[Start RECORD SET]

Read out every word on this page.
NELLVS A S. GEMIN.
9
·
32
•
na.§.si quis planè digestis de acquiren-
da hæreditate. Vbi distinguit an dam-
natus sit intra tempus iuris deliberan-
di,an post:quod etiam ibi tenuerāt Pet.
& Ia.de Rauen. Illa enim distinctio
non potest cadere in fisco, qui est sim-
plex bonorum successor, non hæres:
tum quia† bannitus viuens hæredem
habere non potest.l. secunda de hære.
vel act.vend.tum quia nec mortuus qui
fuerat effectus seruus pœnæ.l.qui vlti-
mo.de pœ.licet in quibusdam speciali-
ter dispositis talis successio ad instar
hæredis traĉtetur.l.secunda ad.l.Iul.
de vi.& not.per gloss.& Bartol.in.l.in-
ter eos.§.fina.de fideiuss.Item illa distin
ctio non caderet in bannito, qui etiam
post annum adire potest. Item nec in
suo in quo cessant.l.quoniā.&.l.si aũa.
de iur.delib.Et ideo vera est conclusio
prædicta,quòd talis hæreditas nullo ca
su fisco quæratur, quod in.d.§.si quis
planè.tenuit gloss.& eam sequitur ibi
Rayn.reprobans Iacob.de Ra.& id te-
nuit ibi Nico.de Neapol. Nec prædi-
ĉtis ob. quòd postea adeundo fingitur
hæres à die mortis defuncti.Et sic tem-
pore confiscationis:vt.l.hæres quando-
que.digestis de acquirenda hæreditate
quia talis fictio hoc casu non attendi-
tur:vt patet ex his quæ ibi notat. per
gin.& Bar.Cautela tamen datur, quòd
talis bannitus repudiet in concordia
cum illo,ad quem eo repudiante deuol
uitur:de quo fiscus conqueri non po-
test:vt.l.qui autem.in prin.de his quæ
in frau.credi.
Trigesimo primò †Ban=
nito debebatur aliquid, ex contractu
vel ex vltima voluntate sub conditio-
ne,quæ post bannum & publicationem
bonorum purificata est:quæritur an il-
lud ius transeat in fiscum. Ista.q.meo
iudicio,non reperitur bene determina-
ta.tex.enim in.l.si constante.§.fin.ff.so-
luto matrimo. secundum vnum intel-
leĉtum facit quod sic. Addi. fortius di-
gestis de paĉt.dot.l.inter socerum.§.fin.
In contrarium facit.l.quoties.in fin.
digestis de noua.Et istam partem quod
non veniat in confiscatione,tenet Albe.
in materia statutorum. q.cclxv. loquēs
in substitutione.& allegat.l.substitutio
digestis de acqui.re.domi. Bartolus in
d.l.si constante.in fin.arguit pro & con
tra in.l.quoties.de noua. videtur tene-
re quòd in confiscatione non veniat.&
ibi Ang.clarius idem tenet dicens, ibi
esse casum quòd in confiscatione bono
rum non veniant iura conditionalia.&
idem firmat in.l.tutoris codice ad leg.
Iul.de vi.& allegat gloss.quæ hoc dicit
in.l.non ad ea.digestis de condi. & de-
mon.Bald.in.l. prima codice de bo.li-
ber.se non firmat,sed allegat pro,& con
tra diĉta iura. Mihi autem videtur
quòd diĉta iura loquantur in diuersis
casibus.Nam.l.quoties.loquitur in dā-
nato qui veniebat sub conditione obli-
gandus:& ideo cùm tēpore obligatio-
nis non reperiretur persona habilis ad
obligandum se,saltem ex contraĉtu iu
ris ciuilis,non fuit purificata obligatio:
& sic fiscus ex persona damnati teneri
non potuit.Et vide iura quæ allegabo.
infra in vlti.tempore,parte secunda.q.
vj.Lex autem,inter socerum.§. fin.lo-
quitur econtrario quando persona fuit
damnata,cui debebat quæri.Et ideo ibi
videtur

[End RECORD SET]

- CHALLENGE -
Each record above must be given again exactly.

- OUTPUT -
Read out every word on this page.
NELLVS A S. GEMIN.
9
·
32
•
na.§.si quis planè digestis de acquiren-
da hæreditate. Vbi distinguit an dam-
natus sit intra tempus iuris deliberan-
di,an post:quod etiam ibi tenuerāt Pet.
& Ia.de Rauen. Illa enim distinctio
non potest cadere in fisco, qui est sim-
plex bonorum successor, non hæres:
tum quia† bannitus viuens hæredem
habere non potest.l. secunda de hære.
vel act.vend.tum quia nec mortuus qui
fuerat effectus seruus pœnæ.l.qui vlti-
mo.de pœ.licet in quibusdam speciali-
ter dispositis talis successio ad instar
hæredis traĉtetur.l.secunda ad.l.Iul.
de vi.& not.per gloss.& Bartol.in.l.in-
ter eos.§.fina.de fideiuss.Item illa distin
ctio non caderet in bannito, qui etiam
post annum adire potest. Item nec in
suo in quo cessant.l.quoniā.&.l.si aũa.
de iur.delib.Et ideo vera est conclusio
prædicta,quòd talis hæreditas nullo ca
su fisco quæratur, quod in.d.§.si quis
planè.tenuit gloss.& eam sequitur ibi
Rayn.reprobans Iacob.de Ra.& id te-
nuit ibi Nico.de Neapol. Nec prædi-
ĉtis ob. quòd postea adeundo fingitur
hæres à die mortis defuncti.Et sic tem-
pore confiscationis:vt.l.hæres quando-
que.digestis de acquirenda hæreditate
quia talis fictio hoc casu non attendi-
tur:vt patet ex his quæ ibi notat. per
gin.& Bar.Cautela tamen datur, quòd
talis bannitus repudiet in concordia
cum illo,ad quem eo repudiante deuol
uitur:de quo fiscus conqueri non po-
test:vt.l.qui autem.in prin.de his quæ
in frau.credi.
Trigesimo primò †Ban=
nito debebatur aliquid, ex contractu
vel ex vltima voluntate sub conditio-
ne,quæ post bannum & publicationem
bonorum purificata est:quæritur an il-
lud ius transeat in fiscum. Ista.q.meo
iudicio,non reperitur bene determina-
ta.tex.enim in.l.si constante.§.fin.ff.so-
luto matrimo. secundum vnum intel-
leĉtum facit quod sic. Addi. fortius di-
gestis de paĉt.dot.l.inter socerum.§.fin.
In contrarium facit.l.quoties.in fin.
digestis de noua.Et istam partem quod
non veniat in confiscatione,tenet Albe.
in materia statutorum. q.cclxv. loquēs
in substitutione.& allegat.l.substitutio
digestis de acqui.re.domi. Bartolus in
d.l.si constante.in fin.arguit pro & con
tra in.l.quoties.de noua. videtur tene-
re quòd in confiscatione non veniat.&
ibi Ang.clarius idem tenet dicens, ibi
esse casum quòd in confiscatione bono
rum non veniant iura conditionalia.&
idem firmat in.l.tutoris codice ad leg.
Iul.de vi.& allegat gloss.quæ hoc dicit
in.l.non ad ea.digestis de condi. & de-
mon.Bald.in.l. prima codice de bo.li-
ber.se non firmat,sed allegat pro,& con
tra diĉta iura. Mihi autem videtur
quòd diĉta iura loquantur in diuersis
casibus.Nam.l.quoties.loquitur in dā-
nato qui veniebat sub conditione obli-
gandus:& ideo cùm tēpore obligatio-
nis non reperiretur persona habilis ad
obligandum se,saltem ex contraĉtu iu
ris ciuilis,non fuit purificata obligatio:
& sic fiscus ex persona damnati teneri
non potuit.Et vide iura quæ allegabo.
infra in vlti.tempore,parte secunda.q.
vj.Lex autem,inter socerum.§. fin.lo-
quitur econtrario quando persona fuit
damnata,cui debebat quæri.Et ideo ibi
videtur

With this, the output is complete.